• [What is needed]:
Write the listing out again, all of it, word for word.
[Start of Stored data]
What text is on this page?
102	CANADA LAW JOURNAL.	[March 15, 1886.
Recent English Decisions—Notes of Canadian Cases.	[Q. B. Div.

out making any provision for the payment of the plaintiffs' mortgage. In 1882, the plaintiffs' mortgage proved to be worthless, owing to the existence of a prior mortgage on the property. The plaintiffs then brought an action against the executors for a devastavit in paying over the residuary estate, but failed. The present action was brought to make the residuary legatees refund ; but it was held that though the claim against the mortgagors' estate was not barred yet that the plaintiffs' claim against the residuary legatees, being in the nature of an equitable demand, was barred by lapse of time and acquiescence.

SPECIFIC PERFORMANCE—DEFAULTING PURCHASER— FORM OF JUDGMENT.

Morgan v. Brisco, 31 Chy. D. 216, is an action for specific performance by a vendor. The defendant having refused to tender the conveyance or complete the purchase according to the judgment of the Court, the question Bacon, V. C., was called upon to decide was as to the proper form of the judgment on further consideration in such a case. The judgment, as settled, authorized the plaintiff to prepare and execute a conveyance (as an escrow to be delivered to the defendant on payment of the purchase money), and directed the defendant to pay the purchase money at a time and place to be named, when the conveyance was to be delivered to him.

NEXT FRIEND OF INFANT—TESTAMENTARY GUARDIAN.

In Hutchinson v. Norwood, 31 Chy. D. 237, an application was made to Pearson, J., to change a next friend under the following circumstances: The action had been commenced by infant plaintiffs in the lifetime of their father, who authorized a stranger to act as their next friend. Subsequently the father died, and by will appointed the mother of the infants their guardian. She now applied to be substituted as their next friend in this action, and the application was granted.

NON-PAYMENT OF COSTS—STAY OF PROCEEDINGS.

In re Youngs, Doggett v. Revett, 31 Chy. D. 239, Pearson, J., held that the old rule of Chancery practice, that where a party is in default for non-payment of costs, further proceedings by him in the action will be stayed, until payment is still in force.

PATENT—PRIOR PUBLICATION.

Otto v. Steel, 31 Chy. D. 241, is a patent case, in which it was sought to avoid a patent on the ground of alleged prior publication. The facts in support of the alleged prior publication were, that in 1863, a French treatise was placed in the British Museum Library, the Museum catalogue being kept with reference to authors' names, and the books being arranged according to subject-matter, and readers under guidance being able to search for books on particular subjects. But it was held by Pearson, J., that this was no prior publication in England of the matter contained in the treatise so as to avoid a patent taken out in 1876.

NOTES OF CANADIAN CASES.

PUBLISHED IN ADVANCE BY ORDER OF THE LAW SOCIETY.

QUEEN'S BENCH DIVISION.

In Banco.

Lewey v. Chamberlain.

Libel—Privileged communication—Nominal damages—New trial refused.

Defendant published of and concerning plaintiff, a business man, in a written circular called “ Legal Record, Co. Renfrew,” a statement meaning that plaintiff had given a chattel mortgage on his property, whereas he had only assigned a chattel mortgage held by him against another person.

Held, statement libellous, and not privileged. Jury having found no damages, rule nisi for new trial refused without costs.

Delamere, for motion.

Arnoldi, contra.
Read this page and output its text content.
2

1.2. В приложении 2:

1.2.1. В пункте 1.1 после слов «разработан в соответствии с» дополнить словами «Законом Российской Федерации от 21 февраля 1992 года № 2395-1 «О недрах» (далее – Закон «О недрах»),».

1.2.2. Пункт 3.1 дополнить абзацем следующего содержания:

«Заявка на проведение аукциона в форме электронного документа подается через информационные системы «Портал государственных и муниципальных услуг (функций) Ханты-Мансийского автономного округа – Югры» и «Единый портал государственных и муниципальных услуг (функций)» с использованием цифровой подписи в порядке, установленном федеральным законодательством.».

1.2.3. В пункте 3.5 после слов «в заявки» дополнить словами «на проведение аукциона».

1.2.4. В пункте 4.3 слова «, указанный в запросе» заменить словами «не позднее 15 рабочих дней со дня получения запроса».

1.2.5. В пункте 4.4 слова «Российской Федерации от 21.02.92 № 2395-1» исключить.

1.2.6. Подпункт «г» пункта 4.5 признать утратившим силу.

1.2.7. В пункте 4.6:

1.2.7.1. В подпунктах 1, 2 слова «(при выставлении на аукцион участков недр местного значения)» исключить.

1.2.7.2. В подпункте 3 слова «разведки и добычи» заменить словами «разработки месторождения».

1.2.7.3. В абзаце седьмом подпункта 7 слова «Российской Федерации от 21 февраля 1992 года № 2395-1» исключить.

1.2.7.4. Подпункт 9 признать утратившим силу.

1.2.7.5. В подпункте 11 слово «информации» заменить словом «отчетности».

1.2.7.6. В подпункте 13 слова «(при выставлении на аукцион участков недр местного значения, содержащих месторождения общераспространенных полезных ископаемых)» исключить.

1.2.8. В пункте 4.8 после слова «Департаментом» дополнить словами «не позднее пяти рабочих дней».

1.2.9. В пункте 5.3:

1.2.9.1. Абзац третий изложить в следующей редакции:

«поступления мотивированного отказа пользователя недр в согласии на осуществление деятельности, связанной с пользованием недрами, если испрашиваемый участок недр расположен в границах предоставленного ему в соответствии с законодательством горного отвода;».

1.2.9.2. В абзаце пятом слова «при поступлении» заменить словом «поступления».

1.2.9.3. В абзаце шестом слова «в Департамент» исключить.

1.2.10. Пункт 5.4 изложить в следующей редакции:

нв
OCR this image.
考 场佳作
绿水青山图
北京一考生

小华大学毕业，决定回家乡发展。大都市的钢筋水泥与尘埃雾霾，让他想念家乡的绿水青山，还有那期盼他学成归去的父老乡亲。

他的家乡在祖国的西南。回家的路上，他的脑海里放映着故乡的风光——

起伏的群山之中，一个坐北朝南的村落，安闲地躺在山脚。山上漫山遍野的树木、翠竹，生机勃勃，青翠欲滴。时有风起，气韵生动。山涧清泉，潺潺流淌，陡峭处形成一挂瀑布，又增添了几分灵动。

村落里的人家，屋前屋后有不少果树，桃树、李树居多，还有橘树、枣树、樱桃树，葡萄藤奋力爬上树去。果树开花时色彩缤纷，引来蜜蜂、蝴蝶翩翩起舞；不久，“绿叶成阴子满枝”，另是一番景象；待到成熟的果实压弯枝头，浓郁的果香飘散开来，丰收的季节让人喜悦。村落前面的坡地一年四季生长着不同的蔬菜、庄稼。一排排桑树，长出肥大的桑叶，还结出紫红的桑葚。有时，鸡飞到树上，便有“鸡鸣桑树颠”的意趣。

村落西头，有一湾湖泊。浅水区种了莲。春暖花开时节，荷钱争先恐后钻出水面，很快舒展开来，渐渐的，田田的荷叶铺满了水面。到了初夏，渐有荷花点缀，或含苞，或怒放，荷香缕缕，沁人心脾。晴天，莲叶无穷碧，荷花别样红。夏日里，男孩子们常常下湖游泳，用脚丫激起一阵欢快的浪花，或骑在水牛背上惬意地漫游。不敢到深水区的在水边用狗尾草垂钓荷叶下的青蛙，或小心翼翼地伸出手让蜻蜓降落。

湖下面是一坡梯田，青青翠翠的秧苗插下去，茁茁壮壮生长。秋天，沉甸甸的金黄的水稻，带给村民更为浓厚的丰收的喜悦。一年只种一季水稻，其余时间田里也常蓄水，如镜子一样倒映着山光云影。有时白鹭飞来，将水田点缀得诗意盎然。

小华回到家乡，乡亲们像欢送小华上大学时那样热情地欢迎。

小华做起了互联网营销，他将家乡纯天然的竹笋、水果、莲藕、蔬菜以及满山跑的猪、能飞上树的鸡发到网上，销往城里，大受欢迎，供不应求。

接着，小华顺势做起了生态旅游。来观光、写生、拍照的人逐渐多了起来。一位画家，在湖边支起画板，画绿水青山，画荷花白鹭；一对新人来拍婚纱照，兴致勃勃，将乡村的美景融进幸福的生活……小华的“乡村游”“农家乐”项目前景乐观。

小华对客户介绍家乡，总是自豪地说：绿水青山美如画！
[End of Stored data]
• [Task result]:
What text is on this page?
102	CANADA LAW JOURNAL.	[March 15, 1886.
Recent English Decisions—Notes of Canadian Cases.	[Q. B. Div.

out making any provision for the payment of the plaintiffs' mortgage. In 1882, the plaintiffs' mortgage proved to be worthless, owing to the existence of a prior mortgage on the property. The plaintiffs then brought an action against the executors for a devastavit in paying over the residuary estate, but failed. The present action was brought to make the residuary legatees refund ; but it was held that though the claim against the mortgagors' estate was not barred yet that the plaintiffs' claim against the residuary legatees, being in the nature of an equitable demand, was barred by lapse of time and acquiescence.

SPECIFIC PERFORMANCE—DEFAULTING PURCHASER— FORM OF JUDGMENT.

Morgan v. Brisco, 31 Chy. D. 216, is an action for specific performance by a vendor. The defendant having refused to tender the conveyance or complete the purchase according to the judgment of the Court, the question Bacon, V. C., was called upon to decide was as to the proper form of the judgment on further consideration in such a case. The judgment, as settled, authorized the plaintiff to prepare and execute a conveyance (as an escrow to be delivered to the defendant on payment of the purchase money), and directed the defendant to pay the purchase money at a time and place to be named, when the conveyance was to be delivered to him.

NEXT FRIEND OF INFANT—TESTAMENTARY GUARDIAN.

In Hutchinson v. Norwood, 31 Chy. D. 237, an application was made to Pearson, J., to change a next friend under the following circumstances: The action had been commenced by infant plaintiffs in the lifetime of their father, who authorized a stranger to act as their next friend. Subsequently the father died, and by will appointed the mother of the infants their guardian. She now applied to be substituted as their next friend in this action, and the application was granted.

NON-PAYMENT OF COSTS—STAY OF PROCEEDINGS.

In re Youngs, Doggett v. Revett, 31 Chy. D. 239, Pearson, J., held that the old rule of Chancery practice, that where a party is in default for non-payment of costs, further proceedings by him in the action will be stayed, until payment is still in force.

PATENT—PRIOR PUBLICATION.

Otto v. Steel, 31 Chy. D. 241, is a patent case, in which it was sought to avoid a patent on the ground of alleged prior publication. The facts in support of the alleged prior publication were, that in 1863, a French treatise was placed in the British Museum Library, the Museum catalogue being kept with reference to authors' names, and the books being arranged according to subject-matter, and readers under guidance being able to search for books on particular subjects. But it was held by Pearson, J., that this was no prior publication in England of the matter contained in the treatise so as to avoid a patent taken out in 1876.

NOTES OF CANADIAN CASES.

PUBLISHED IN ADVANCE BY ORDER OF THE LAW SOCIETY.

QUEEN'S BENCH DIVISION.

In Banco.

Lewey v. Chamberlain.

Libel—Privileged communication—Nominal damages—New trial refused.

Defendant published of and concerning plaintiff, a business man, in a written circular called “ Legal Record, Co. Renfrew,” a statement meaning that plaintiff had given a chattel mortgage on his property, whereas he had only assigned a chattel mortgage held by him against another person.

Held, statement libellous, and not privileged. Jury having found no damages, rule nisi for new trial refused without costs.

Delamere, for motion.

Arnoldi, contra.
Read this page and output its text content.
2

1.2. В приложении 2:

1.2.1. В пункте 1.1 после слов «разработан в соответствии с» дополнить словами «Законом Российской Федерации от 21 февраля 1992 года № 2395-1 «О недрах» (далее – Закон «О недрах»),».

1.2.2. Пункт 3.1 дополнить абзацем следующего содержания:

«Заявка на проведение аукциона в форме электронного документа подается через информационные системы «Портал государственных и муниципальных услуг (функций) Ханты-Мансийского автономного округа – Югры» и «Единый портал государственных и муниципальных услуг (функций)» с использованием цифровой подписи в порядке, установленном федеральным законодательством.».

1.2.3. В пункте 3.5 после слов «в заявки» дополнить словами «на проведение аукциона».

1.2.4. В пункте 4.3 слова «, указанный в запросе» заменить словами «не позднее 15 рабочих дней со дня получения запроса».

1.2.5. В пункте 4.4 слова «Российской Федерации от 21.02.92 № 2395-1» исключить.

1.2.6. Подпункт «г» пункта 4.5 признать утратившим силу.

1.2.7. В пункте 4.6:

1.2.7.1. В подпунктах 1, 2 слова «(при выставлении на аукцион участков недр местного значения)» исключить.

1.2.7.2. В подпункте 3 слова «разведки и добычи» заменить словами «разработки месторождения».

1.2.7.3. В абзаце седьмом подпункта 7 слова «Российской Федерации от 21 февраля 1992 года № 2395-1» исключить.

1.2.7.4. Подпункт 9 признать утратившим силу.

1.2.7.5. В подпункте 11 слово «информации» заменить словом «отчетности».

1.2.7.6. В подпункте 13 слова «(при выставлении на аукцион участков недр местного значения, содержащих месторождения общераспространенных полезных ископаемых)» исключить.

1.2.8. В пункте 4.8 после слова «Департаментом» дополнить словами «не позднее пяти рабочих дней».

1.2.9. В пункте 5.3:

1.2.9.1. Абзац третий изложить в следующей редакции:

«поступления мотивированного отказа пользователя недр в согласии на осуществление деятельности, связанной с пользованием недрами, если испрашиваемый участок недр расположен в границах предоставленного ему в соответствии с законодательством горного отвода;».

1.2.9.2. В абзаце пятом слова «при поступлении» заменить словом «поступления».

1.2.9.3. В абзаце шестом слова «в Департамент» исключить.

1.2.10. Пункт 5.4 изложить в следующей редакции:

нв
OCR this image.
考 场佳作
绿水青山图
北京一考生

小华大学毕业，决定回家乡发展。大都市的钢筋水泥与尘埃雾霾，让他想念家乡的绿水青山，还有那期盼他学成归去的父老乡亲。

他的家乡在祖国的西南。回家的路上，他的脑海里放映着故乡的风光——

起伏的群山之中，一个坐北朝南的村落，安闲地躺在山脚。山上漫山遍野的树木、翠竹，生机勃勃，青翠欲滴。时有风起，气韵生动。山涧清泉，潺潺流淌，陡峭处形成一挂瀑布，又增添了几分灵动。

村落里的人家，屋前屋后有不少果树，桃树、李树居多，还有橘树、枣树、樱桃树，葡萄藤奋力爬上树去。果树开花时色彩缤纷，引来蜜蜂、蝴蝶翩翩起舞；不久，“绿叶成阴子满枝”，另是一番景象；待到成熟的果实压弯枝头，浓郁的果香飘散开来，丰收的季节让人喜悦。村落前面的坡地一年四季生长着不同的蔬菜、庄稼。一排排桑树，长出肥大的桑叶，还结出紫红的桑葚。有时，鸡飞到树上，便有“鸡鸣桑树颠”的意趣。

村落西头，有一湾湖泊。浅水区种了莲。春暖花开时节，荷钱争先恐后钻出水面，很快舒展开来，渐渐的，田田的荷叶铺满了水面。到了初夏，渐有荷花点缀，或含苞，或怒放，荷香缕缕，沁人心脾。晴天，莲叶无穷碧，荷花别样红。夏日里，男孩子们常常下湖游泳，用脚丫激起一阵欢快的浪花，或骑在水牛背上惬意地漫游。不敢到深水区的在水边用狗尾草垂钓荷叶下的青蛙，或小心翼翼地伸出手让蜻蜓降落。

湖下面是一坡梯田，青青翠翠的秧苗插下去，茁茁壮壮生长。秋天，沉甸甸的金黄的水稻，带给村民更为浓厚的丰收的喜悦。一年只种一季水稻，其余时间田里也常蓄水，如镜子一样倒映着山光云影。有时白鹭飞来，将水田点缀得诗意盎然。

小华回到家乡，乡亲们像欢送小华上大学时那样热情地欢迎。

小华做起了互联网营销，他将家乡纯天然的竹笋、水果、莲藕、蔬菜以及满山跑的猪、能飞上树的鸡发到网上，销往城里，大受欢迎，供不应求。

接着，小华顺势做起了生态旅游。来观光、写生、拍照的人逐渐多了起来。一位画家，在湖边支起画板，画绿水青山，画荷花白鹭；一对新人来拍婚纱照，兴致勃勃，将乡村的美景融进幸福的生活……小华的“乡村游”“农家乐”项目前景乐观。

小华对客户介绍家乡，总是自豪地说：绿水青山美如画！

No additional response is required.